— start of EXERCISE MATERIAL —
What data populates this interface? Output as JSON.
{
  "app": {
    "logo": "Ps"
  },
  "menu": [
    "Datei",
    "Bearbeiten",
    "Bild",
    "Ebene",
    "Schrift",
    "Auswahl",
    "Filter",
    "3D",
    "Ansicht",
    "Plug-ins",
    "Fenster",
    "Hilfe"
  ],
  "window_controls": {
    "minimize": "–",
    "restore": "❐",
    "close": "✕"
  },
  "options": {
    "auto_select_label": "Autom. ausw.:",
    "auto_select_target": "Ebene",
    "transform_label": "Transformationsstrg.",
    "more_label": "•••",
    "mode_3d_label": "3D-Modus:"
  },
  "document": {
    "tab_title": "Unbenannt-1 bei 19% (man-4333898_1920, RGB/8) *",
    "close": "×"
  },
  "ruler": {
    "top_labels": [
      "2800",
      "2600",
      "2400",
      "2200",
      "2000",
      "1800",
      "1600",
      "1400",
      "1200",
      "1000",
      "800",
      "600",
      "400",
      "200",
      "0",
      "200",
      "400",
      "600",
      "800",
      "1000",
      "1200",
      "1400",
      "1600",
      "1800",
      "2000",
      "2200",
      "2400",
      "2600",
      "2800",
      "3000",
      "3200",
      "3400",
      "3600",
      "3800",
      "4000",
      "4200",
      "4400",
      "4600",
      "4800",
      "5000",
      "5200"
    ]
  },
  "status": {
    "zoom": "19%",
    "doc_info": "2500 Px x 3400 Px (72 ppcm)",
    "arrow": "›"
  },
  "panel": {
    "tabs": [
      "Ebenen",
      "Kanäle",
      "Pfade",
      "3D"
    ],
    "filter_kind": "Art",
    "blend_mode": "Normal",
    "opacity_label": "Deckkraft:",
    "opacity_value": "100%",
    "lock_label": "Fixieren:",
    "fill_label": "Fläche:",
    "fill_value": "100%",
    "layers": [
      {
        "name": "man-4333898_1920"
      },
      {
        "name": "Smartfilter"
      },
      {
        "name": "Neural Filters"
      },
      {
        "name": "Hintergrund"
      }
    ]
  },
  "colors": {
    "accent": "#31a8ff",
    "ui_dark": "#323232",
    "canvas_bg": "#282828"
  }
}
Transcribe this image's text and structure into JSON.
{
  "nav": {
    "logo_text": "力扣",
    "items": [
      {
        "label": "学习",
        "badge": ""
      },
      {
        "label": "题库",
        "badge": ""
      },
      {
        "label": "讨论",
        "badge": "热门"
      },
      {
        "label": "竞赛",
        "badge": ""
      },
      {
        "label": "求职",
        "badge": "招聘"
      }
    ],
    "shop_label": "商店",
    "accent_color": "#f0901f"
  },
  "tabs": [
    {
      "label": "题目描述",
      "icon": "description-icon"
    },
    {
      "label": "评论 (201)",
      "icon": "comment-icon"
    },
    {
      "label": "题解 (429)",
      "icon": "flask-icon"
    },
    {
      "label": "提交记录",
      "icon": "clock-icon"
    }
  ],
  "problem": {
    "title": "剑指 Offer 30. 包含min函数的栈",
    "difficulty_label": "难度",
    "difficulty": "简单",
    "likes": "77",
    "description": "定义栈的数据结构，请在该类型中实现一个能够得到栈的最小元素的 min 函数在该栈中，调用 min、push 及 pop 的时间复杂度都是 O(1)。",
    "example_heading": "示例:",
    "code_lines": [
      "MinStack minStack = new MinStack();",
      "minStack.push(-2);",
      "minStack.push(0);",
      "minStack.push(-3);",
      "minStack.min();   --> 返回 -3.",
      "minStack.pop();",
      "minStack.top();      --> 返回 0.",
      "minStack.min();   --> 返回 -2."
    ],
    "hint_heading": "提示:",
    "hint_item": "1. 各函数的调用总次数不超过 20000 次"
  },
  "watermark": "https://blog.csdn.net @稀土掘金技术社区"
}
— end of EXERCISE MATERIAL —
SHORT TASK: Go through the records above and set each one down exactly, please.

SOLUTION FOR THIS EXERCISE:
What data populates this interface? Output as JSON.
{
  "app": {
    "logo": "Ps"
  },
  "menu": [
    "Datei",
    "Bearbeiten",
    "Bild",
    "Ebene",
    "Schrift",
    "Auswahl",
    "Filter",
    "3D",
    "Ansicht",
    "Plug-ins",
    "Fenster",
    "Hilfe"
  ],
  "window_controls": {
    "minimize": "–",
    "restore": "❐",
    "close": "✕"
  },
  "options": {
    "auto_select_label": "Autom. ausw.:",
    "auto_select_target": "Ebene",
    "transform_label": "Transformationsstrg.",
    "more_label": "•••",
    "mode_3d_label": "3D-Modus:"
  },
  "document": {
    "tab_title": "Unbenannt-1 bei 19% (man-4333898_1920, RGB/8) *",
    "close": "×"
  },
  "ruler": {
    "top_labels": [
      "2800",
      "2600",
      "2400",
      "2200",
      "2000",
      "1800",
      "1600",
      "1400",
      "1200",
      "1000",
      "800",
      "600",
      "400",
      "200",
      "0",
      "200",
      "400",
      "600",
      "800",
      "1000",
      "1200",
      "1400",
      "1600",
      "1800",
      "2000",
      "2200",
      "2400",
      "2600",
      "2800",
      "3000",
      "3200",
      "3400",
      "3600",
      "3800",
      "4000",
      "4200",
      "4400",
      "4600",
      "4800",
      "5000",
      "5200"
    ]
  },
  "status": {
    "zoom": "19%",
    "doc_info": "2500 Px x 3400 Px (72 ppcm)",
    "arrow": "›"
  },
  "panel": {
    "tabs": [
      "Ebenen",
      "Kanäle",
      "Pfade",
      "3D"
    ],
    "filter_kind": "Art",
    "blend_mode": "Normal",
    "opacity_label": "Deckkraft:",
    "opacity_value": "100%",
    "lock_label": "Fixieren:",
    "fill_label": "Fläche:",
    "fill_value": "100%",
    "layers": [
      {
        "name": "man-4333898_1920"
      },
      {
        "name": "Smartfilter"
      },
      {
        "name": "Neural Filters"
      },
      {
        "name": "Hintergrund"
      }
    ]
  },
  "colors": {
    "accent": "#31a8ff",
    "ui_dark": "#323232",
    "canvas_bg": "#282828"
  }
}
Transcribe this image's text and structure into JSON.
{
  "nav": {
    "logo_text": "力扣",
    "items": [
      {
        "label": "学习",
        "badge": ""
      },
      {
        "label": "题库",
        "badge": ""
      },
      {
        "label": "讨论",
        "badge": "热门"
      },
      {
        "label": "竞赛",
        "badge": ""
      },
      {
        "label": "求职",
        "badge": "招聘"
      }
    ],
    "shop_label": "商店",
    "accent_color": "#f0901f"
  },
  "tabs": [
    {
      "label": "题目描述",
      "icon": "description-icon"
    },
    {
      "label": "评论 (201)",
      "icon": "comment-icon"
    },
    {
      "label": "题解 (429)",
      "icon": "flask-icon"
    },
    {
      "label": "提交记录",
      "icon": "clock-icon"
    }
  ],
  "problem": {
    "title": "剑指 Offer 30. 包含min函数的栈",
    "difficulty_label": "难度",
    "difficulty": "简单",
    "likes": "77",
    "description": "定义栈的数据结构，请在该类型中实现一个能够得到栈的最小元素的 min 函数在该栈中，调用 min、push 及 pop 的时间复杂度都是 O(1)。",
    "example_heading": "示例:",
    "code_lines": [
      "MinStack minStack = new MinStack();",
      "minStack.push(-2);",
      "minStack.push(0);",
      "minStack.push(-3);",
      "minStack.min();   --> 返回 -3.",
      "minStack.pop();",
      "minStack.top();      --> 返回 0.",
      "minStack.min();   --> 返回 -2."
    ],
    "hint_heading": "提示:",
    "hint_item": "1. 各函数的调用总次数不超过 20000 次"
  },
  "watermark": "https://blog.csdn.net @稀土掘金技术社区"
}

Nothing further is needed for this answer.